**SOURCE RECORDS**
┄┄┄┄┄┄┄┄┄┄

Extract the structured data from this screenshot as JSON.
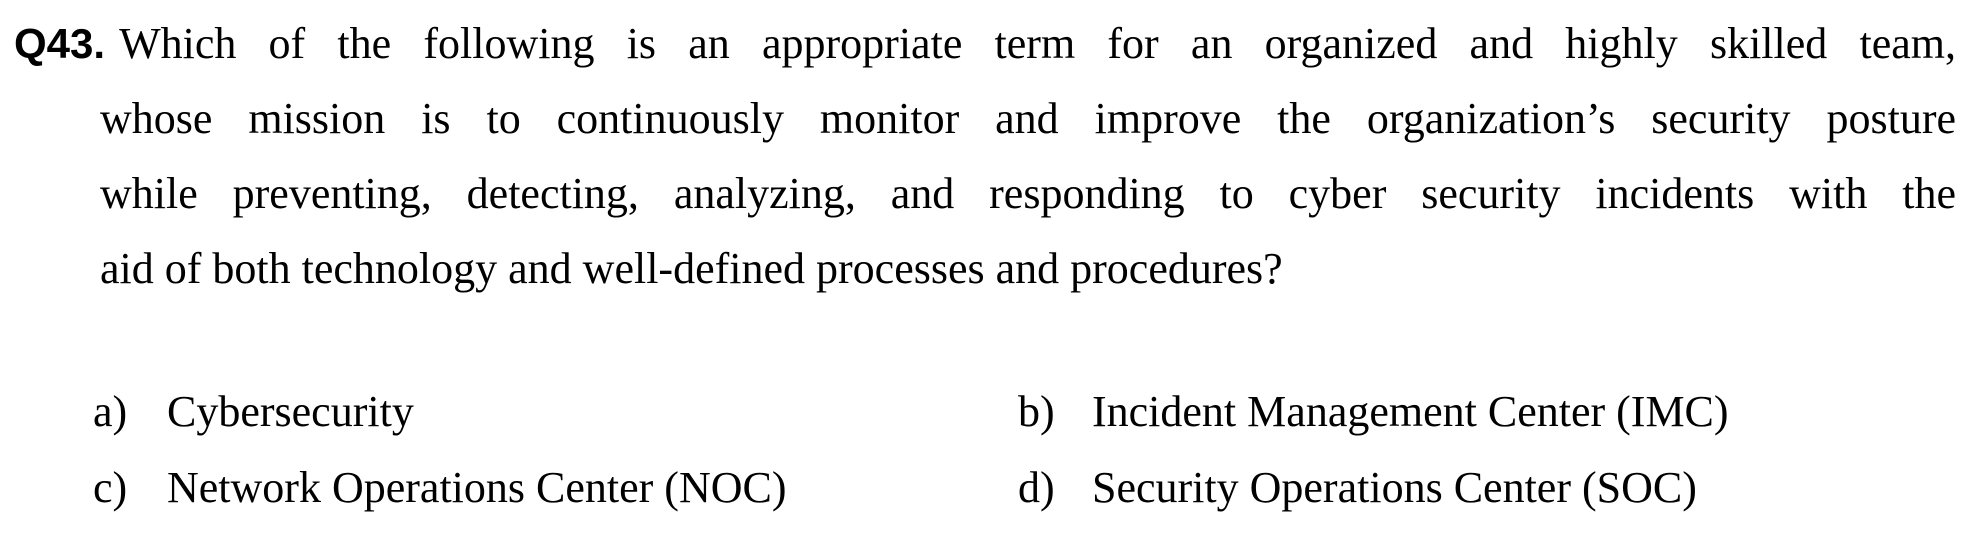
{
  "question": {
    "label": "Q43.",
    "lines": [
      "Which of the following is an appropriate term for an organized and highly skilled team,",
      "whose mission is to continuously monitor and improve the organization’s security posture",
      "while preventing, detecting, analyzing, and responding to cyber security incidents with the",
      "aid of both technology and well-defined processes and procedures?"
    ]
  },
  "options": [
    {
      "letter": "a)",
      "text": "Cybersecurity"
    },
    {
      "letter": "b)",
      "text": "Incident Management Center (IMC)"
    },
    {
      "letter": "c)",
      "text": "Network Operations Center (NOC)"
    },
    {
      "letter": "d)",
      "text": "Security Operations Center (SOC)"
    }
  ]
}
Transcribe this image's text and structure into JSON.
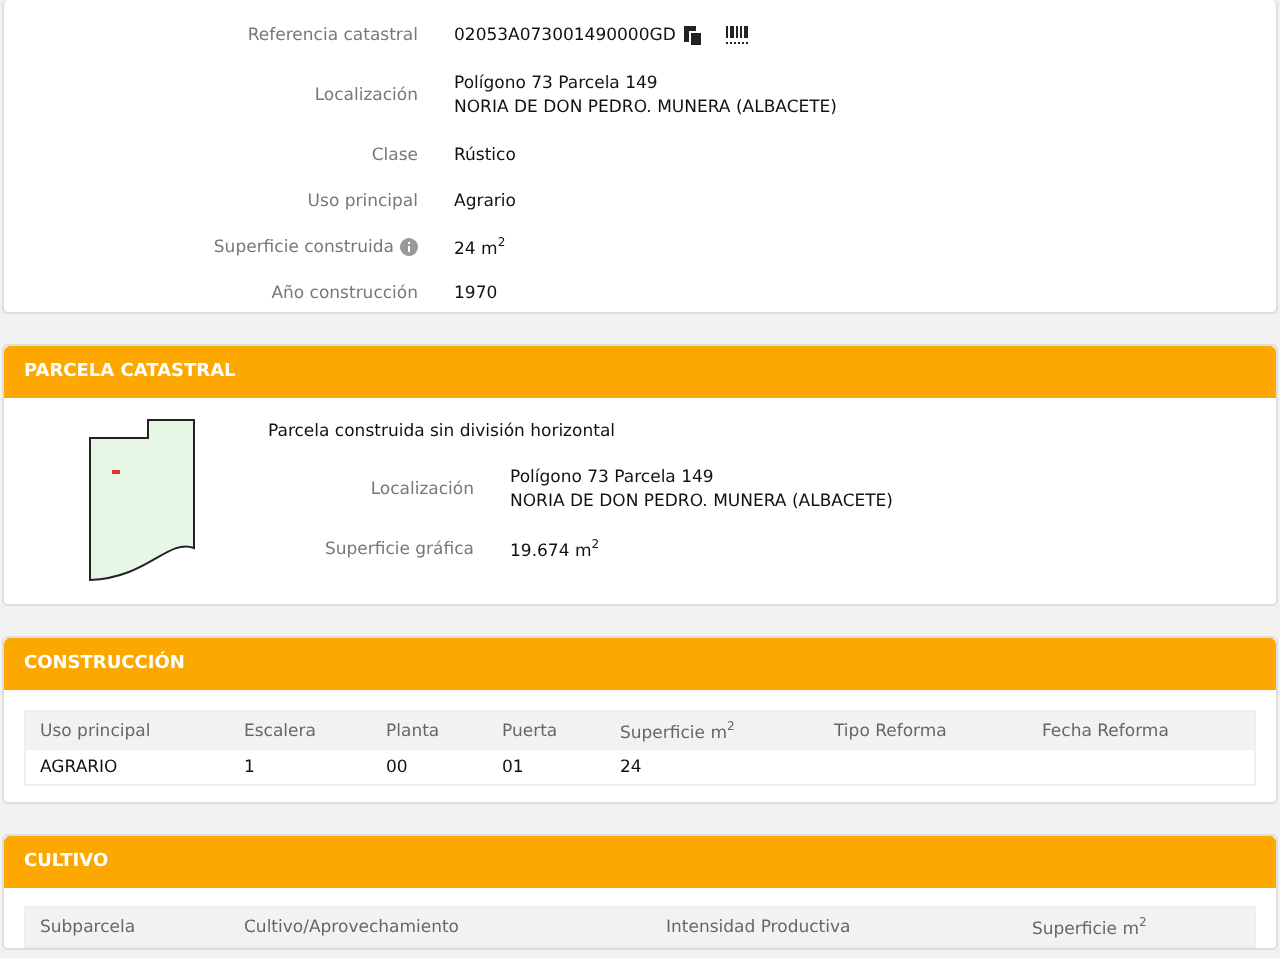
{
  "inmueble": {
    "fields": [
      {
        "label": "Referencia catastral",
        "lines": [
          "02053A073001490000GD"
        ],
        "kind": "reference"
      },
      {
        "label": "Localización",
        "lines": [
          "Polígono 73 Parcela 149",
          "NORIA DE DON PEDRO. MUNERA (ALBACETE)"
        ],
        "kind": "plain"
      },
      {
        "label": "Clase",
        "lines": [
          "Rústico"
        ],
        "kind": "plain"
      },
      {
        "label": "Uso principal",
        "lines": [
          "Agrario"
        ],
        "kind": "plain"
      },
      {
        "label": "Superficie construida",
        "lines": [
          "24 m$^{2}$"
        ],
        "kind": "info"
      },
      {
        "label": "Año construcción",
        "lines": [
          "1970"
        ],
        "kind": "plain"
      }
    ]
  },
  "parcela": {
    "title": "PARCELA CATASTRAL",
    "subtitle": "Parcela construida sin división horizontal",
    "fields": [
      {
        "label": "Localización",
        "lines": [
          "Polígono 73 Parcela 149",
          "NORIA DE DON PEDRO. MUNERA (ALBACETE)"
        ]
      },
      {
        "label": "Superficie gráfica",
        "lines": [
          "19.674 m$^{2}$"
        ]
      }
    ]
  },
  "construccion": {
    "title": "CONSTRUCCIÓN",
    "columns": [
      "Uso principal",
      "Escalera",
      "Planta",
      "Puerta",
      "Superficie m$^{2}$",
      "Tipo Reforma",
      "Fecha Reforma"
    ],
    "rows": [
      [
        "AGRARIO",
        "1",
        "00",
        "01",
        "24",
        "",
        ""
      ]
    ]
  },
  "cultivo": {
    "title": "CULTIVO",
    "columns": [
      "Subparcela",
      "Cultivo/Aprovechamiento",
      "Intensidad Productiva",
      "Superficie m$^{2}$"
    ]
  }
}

┄┄┄┄┄┄┄┄┄┄

Each entry must be retyped word for word, with every image omitted.

**REPLY TO THE EXERCISE**
Extract the structured data from this screenshot as JSON.
{
  "question": {
    "label": "Q43.",
    "lines": [
      "Which of the following is an appropriate term for an organized and highly skilled team,",
      "whose mission is to continuously monitor and improve the organization’s security posture",
      "while preventing, detecting, analyzing, and responding to cyber security incidents with the",
      "aid of both technology and well-defined processes and procedures?"
    ]
  },
  "options": [
    {
      "letter": "a)",
      "text": "Cybersecurity"
    },
    {
      "letter": "b)",
      "text": "Incident Management Center (IMC)"
    },
    {
      "letter": "c)",
      "text": "Network Operations Center (NOC)"
    },
    {
      "letter": "d)",
      "text": "Security Operations Center (SOC)"
    }
  ]
}
Transcribe this image's text and structure into JSON.
{
  "inmueble": {
    "fields": [
      {
        "label": "Referencia catastral",
        "lines": [
          "02053A073001490000GD"
        ],
        "kind": "reference"
      },
      {
        "label": "Localización",
        "lines": [
          "Polígono 73 Parcela 149",
          "NORIA DE DON PEDRO. MUNERA (ALBACETE)"
        ],
        "kind": "plain"
      },
      {
        "label": "Clase",
        "lines": [
          "Rústico"
        ],
        "kind": "plain"
      },
      {
        "label": "Uso principal",
        "lines": [
          "Agrario"
        ],
        "kind": "plain"
      },
      {
        "label": "Superficie construida",
        "lines": [
          "24 m$^{2}$"
        ],
        "kind": "info"
      },
      {
        "label": "Año construcción",
        "lines": [
          "1970"
        ],
        "kind": "plain"
      }
    ]
  },
  "parcela": {
    "title": "PARCELA CATASTRAL",
    "subtitle": "Parcela construida sin división horizontal",
    "fields": [
      {
        "label": "Localización",
        "lines": [
          "Polígono 73 Parcela 149",
          "NORIA DE DON PEDRO. MUNERA (ALBACETE)"
        ]
      },
      {
        "label": "Superficie gráfica",
        "lines": [
          "19.674 m$^{2}$"
        ]
      }
    ]
  },
  "construccion": {
    "title": "CONSTRUCCIÓN",
    "columns": [
      "Uso principal",
      "Escalera",
      "Planta",
      "Puerta",
      "Superficie m$^{2}$",
      "Tipo Reforma",
      "Fecha Reforma"
    ],
    "rows": [
      [
        "AGRARIO",
        "1",
        "00",
        "01",
        "24",
        "",
        ""
      ]
    ]
  },
  "cultivo": {
    "title": "CULTIVO",
    "columns": [
      "Subparcela",
      "Cultivo/Aprovechamiento",
      "Intensidad Productiva",
      "Superficie m$^{2}$"
    ]
  }
}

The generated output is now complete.